Within the records below, find each line that holds the string "this", then copy it.

>> BEGIN

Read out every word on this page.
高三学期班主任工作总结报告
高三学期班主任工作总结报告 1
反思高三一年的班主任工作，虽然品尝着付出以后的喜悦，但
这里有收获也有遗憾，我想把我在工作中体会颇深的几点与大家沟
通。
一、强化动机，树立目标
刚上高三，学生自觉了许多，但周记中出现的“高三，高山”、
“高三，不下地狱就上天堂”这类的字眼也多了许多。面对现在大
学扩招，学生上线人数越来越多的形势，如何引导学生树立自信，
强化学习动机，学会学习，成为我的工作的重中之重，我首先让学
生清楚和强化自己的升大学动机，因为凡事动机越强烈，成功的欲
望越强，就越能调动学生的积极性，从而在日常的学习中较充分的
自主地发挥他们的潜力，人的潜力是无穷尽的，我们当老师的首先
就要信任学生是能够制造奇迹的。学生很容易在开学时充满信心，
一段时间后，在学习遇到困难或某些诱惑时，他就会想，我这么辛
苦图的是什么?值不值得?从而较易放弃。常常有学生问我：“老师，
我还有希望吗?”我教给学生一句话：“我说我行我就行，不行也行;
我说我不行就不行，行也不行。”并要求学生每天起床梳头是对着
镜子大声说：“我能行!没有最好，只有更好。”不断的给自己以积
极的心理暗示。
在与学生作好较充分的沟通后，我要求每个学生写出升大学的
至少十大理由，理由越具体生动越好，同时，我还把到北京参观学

>> END
>> BEGIN

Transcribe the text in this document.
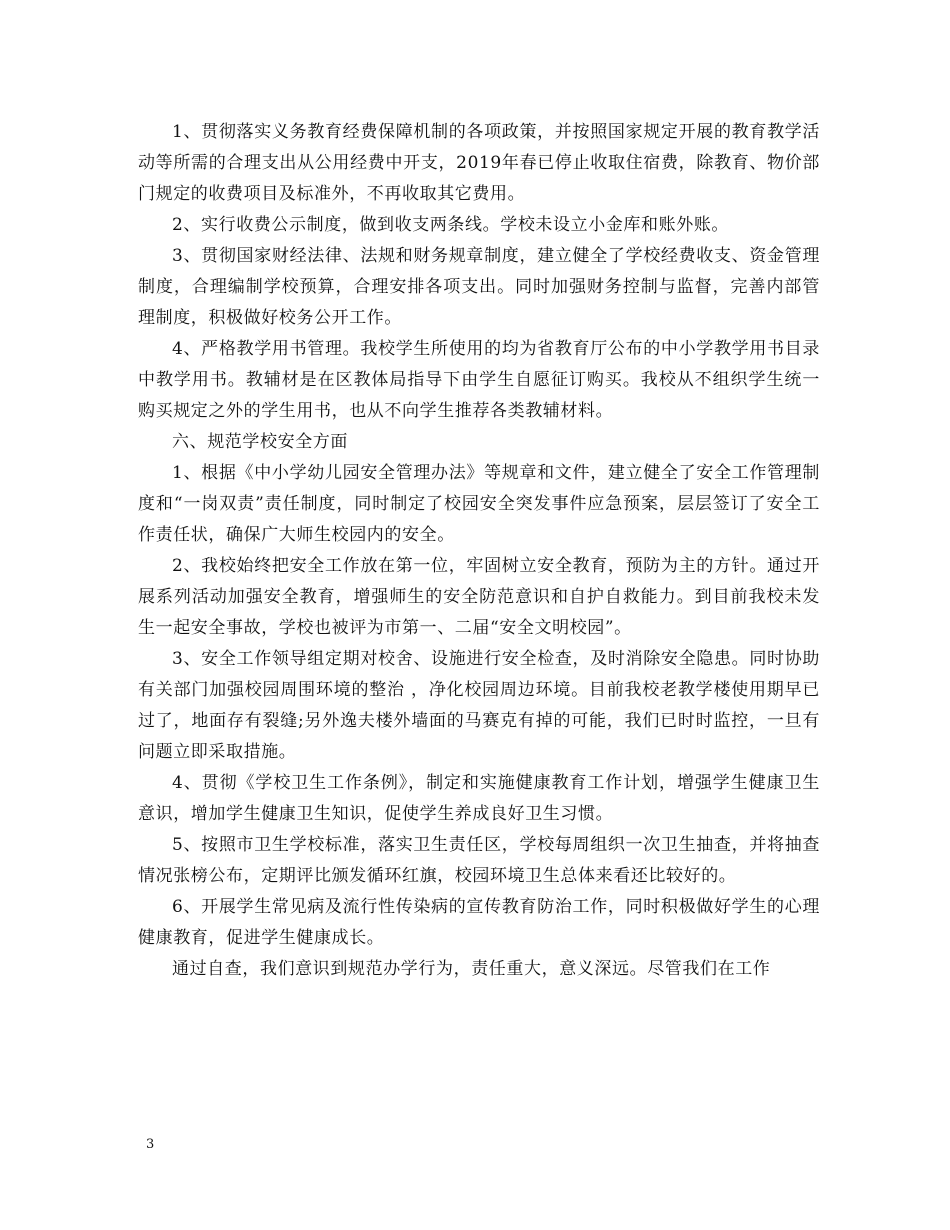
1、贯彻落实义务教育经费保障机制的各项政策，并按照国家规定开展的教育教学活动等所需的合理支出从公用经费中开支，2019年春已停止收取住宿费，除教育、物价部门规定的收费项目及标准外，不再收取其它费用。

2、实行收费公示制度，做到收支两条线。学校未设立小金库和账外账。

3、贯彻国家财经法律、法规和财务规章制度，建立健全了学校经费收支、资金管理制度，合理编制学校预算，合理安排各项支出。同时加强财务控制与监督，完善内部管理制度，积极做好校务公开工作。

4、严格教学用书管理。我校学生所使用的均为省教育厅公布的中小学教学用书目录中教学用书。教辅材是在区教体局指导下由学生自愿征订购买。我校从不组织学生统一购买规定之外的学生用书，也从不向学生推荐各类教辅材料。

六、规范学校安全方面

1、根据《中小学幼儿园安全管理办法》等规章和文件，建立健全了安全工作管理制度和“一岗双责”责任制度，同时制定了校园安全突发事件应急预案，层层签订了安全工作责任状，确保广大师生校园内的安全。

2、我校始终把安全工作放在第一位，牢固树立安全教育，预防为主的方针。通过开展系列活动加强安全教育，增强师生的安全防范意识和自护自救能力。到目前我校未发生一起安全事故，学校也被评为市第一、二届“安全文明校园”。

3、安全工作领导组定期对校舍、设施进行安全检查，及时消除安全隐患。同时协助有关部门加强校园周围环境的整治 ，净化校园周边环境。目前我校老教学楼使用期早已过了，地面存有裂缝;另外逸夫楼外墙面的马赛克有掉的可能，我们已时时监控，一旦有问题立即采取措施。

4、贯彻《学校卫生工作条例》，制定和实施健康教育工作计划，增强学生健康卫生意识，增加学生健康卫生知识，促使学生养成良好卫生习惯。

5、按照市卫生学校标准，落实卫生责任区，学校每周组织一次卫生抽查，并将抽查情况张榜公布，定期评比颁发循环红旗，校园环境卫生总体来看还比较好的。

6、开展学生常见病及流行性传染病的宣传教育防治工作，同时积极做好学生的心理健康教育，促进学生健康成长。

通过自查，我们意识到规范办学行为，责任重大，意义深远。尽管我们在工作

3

>> END

**WORKED ANSWER**.
Read out every word on this page.
Transcribe the text in this document.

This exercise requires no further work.